» Written task: Output all the material that follows, exactly as given.

» The data:

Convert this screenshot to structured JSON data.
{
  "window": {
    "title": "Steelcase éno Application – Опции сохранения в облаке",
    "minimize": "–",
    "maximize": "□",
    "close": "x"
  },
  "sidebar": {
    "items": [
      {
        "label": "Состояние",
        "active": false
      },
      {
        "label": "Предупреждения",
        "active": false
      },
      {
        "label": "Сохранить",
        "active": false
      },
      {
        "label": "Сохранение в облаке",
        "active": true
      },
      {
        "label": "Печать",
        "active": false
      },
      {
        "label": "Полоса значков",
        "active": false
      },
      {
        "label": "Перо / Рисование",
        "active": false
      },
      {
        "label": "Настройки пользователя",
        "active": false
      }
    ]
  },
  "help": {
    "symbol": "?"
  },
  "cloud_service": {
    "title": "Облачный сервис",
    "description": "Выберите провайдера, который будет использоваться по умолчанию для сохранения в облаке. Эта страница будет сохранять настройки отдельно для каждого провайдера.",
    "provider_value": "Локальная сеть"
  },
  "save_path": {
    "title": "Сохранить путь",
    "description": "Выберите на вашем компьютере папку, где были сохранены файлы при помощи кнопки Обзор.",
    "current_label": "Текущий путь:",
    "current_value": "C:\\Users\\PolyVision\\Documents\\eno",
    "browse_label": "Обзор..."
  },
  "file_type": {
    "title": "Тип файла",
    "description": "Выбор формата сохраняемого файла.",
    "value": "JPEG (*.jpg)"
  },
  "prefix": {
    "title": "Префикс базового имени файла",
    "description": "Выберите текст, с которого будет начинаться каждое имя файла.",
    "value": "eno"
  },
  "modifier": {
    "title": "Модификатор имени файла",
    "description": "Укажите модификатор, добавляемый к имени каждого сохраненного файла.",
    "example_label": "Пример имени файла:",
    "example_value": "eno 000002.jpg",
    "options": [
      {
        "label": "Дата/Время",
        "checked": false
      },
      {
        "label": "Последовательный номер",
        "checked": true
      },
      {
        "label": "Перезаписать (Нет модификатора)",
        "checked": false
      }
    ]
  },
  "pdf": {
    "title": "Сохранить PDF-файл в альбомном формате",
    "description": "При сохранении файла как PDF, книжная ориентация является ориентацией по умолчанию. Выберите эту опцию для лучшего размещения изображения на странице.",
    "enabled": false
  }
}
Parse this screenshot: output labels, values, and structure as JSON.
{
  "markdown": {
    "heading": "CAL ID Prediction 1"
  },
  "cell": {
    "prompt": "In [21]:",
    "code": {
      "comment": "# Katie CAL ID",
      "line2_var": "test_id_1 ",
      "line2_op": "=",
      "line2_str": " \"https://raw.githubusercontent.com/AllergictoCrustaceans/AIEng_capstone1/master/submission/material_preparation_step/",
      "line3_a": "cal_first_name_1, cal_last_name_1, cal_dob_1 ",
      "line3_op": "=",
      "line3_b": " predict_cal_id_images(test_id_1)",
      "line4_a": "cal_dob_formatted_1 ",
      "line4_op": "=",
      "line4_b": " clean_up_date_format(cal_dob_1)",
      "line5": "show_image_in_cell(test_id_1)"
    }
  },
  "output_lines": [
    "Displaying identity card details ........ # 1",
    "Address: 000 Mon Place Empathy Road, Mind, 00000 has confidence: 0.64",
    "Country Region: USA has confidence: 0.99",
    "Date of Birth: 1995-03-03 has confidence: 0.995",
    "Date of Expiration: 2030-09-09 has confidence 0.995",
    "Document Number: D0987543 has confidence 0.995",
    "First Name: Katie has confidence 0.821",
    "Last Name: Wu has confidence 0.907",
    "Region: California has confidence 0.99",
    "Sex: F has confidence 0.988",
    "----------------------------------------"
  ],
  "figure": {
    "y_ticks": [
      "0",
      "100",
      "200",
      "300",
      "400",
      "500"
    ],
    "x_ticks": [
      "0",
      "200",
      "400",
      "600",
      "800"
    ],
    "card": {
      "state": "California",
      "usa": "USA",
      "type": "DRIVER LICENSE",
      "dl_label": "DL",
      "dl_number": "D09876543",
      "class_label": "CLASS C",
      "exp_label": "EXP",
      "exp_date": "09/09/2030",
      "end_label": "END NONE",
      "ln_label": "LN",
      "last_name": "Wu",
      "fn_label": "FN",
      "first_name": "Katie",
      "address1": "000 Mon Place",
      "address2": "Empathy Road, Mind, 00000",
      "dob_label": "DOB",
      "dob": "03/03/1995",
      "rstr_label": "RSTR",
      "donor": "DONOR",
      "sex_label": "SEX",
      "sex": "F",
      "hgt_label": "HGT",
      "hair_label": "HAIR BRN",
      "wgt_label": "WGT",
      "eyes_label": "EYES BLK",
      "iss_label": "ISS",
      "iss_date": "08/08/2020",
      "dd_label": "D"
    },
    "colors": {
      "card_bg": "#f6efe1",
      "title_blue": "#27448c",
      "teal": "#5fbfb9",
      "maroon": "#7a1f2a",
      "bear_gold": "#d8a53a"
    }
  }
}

» Answer below:
Convert this screenshot to structured JSON data.
{
  "window": {
    "title": "Steelcase éno Application – Опции сохранения в облаке",
    "minimize": "–",
    "maximize": "□",
    "close": "x"
  },
  "sidebar": {
    "items": [
      {
        "label": "Состояние",
        "active": false
      },
      {
        "label": "Предупреждения",
        "active": false
      },
      {
        "label": "Сохранить",
        "active": false
      },
      {
        "label": "Сохранение в облаке",
        "active": true
      },
      {
        "label": "Печать",
        "active": false
      },
      {
        "label": "Полоса значков",
        "active": false
      },
      {
        "label": "Перо / Рисование",
        "active": false
      },
      {
        "label": "Настройки пользователя",
        "active": false
      }
    ]
  },
  "help": {
    "symbol": "?"
  },
  "cloud_service": {
    "title": "Облачный сервис",
    "description": "Выберите провайдера, который будет использоваться по умолчанию для сохранения в облаке. Эта страница будет сохранять настройки отдельно для каждого провайдера.",
    "provider_value": "Локальная сеть"
  },
  "save_path": {
    "title": "Сохранить путь",
    "description": "Выберите на вашем компьютере папку, где были сохранены файлы при помощи кнопки Обзор.",
    "current_label": "Текущий путь:",
    "current_value": "C:\\Users\\PolyVision\\Documents\\eno",
    "browse_label": "Обзор..."
  },
  "file_type": {
    "title": "Тип файла",
    "description": "Выбор формата сохраняемого файла.",
    "value": "JPEG (*.jpg)"
  },
  "prefix": {
    "title": "Префикс базового имени файла",
    "description": "Выберите текст, с которого будет начинаться каждое имя файла.",
    "value": "eno"
  },
  "modifier": {
    "title": "Модификатор имени файла",
    "description": "Укажите модификатор, добавляемый к имени каждого сохраненного файла.",
    "example_label": "Пример имени файла:",
    "example_value": "eno 000002.jpg",
    "options": [
      {
        "label": "Дата/Время",
        "checked": false
      },
      {
        "label": "Последовательный номер",
        "checked": true
      },
      {
        "label": "Перезаписать (Нет модификатора)",
        "checked": false
      }
    ]
  },
  "pdf": {
    "title": "Сохранить PDF-файл в альбомном формате",
    "description": "При сохранении файла как PDF, книжная ориентация является ориентацией по умолчанию. Выберите эту опцию для лучшего размещения изображения на странице.",
    "enabled": false
  }
}
Parse this screenshot: output labels, values, and structure as JSON.
{
  "markdown": {
    "heading": "CAL ID Prediction 1"
  },
  "cell": {
    "prompt": "In [21]:",
    "code": {
      "comment": "# Katie CAL ID",
      "line2_var": "test_id_1 ",
      "line2_op": "=",
      "line2_str": " \"https://raw.githubusercontent.com/AllergictoCrustaceans/AIEng_capstone1/master/submission/material_preparation_step/",
      "line3_a": "cal_first_name_1, cal_last_name_1, cal_dob_1 ",
      "line3_op": "=",
      "line3_b": " predict_cal_id_images(test_id_1)",
      "line4_a": "cal_dob_formatted_1 ",
      "line4_op": "=",
      "line4_b": " clean_up_date_format(cal_dob_1)",
      "line5": "show_image_in_cell(test_id_1)"
    }
  },
  "output_lines": [
    "Displaying identity card details ........ # 1",
    "Address: 000 Mon Place Empathy Road, Mind, 00000 has confidence: 0.64",
    "Country Region: USA has confidence: 0.99",
    "Date of Birth: 1995-03-03 has confidence: 0.995",
    "Date of Expiration: 2030-09-09 has confidence 0.995",
    "Document Number: D0987543 has confidence 0.995",
    "First Name: Katie has confidence 0.821",
    "Last Name: Wu has confidence 0.907",
    "Region: California has confidence 0.99",
    "Sex: F has confidence 0.988",
    "----------------------------------------"
  ],
  "figure": {
    "y_ticks": [
      "0",
      "100",
      "200",
      "300",
      "400",
      "500"
    ],
    "x_ticks": [
      "0",
      "200",
      "400",
      "600",
      "800"
    ],
    "card": {
      "state": "California",
      "usa": "USA",
      "type": "DRIVER LICENSE",
      "dl_label": "DL",
      "dl_number": "D09876543",
      "class_label": "CLASS C",
      "exp_label": "EXP",
      "exp_date": "09/09/2030",
      "end_label": "END NONE",
      "ln_label": "LN",
      "last_name": "Wu",
      "fn_label": "FN",
      "first_name": "Katie",
      "address1": "000 Mon Place",
      "address2": "Empathy Road, Mind, 00000",
      "dob_label": "DOB",
      "dob": "03/03/1995",
      "rstr_label": "RSTR",
      "donor": "DONOR",
      "sex_label": "SEX",
      "sex": "F",
      "hgt_label": "HGT",
      "hair_label": "HAIR BRN",
      "wgt_label": "WGT",
      "eyes_label": "EYES BLK",
      "iss_label": "ISS",
      "iss_date": "08/08/2020",
      "dd_label": "D"
    },
    "colors": {
      "card_bg": "#f6efe1",
      "title_blue": "#27448c",
      "teal": "#5fbfb9",
      "maroon": "#7a1f2a",
      "bear_gold": "#d8a53a"
    }
  }
}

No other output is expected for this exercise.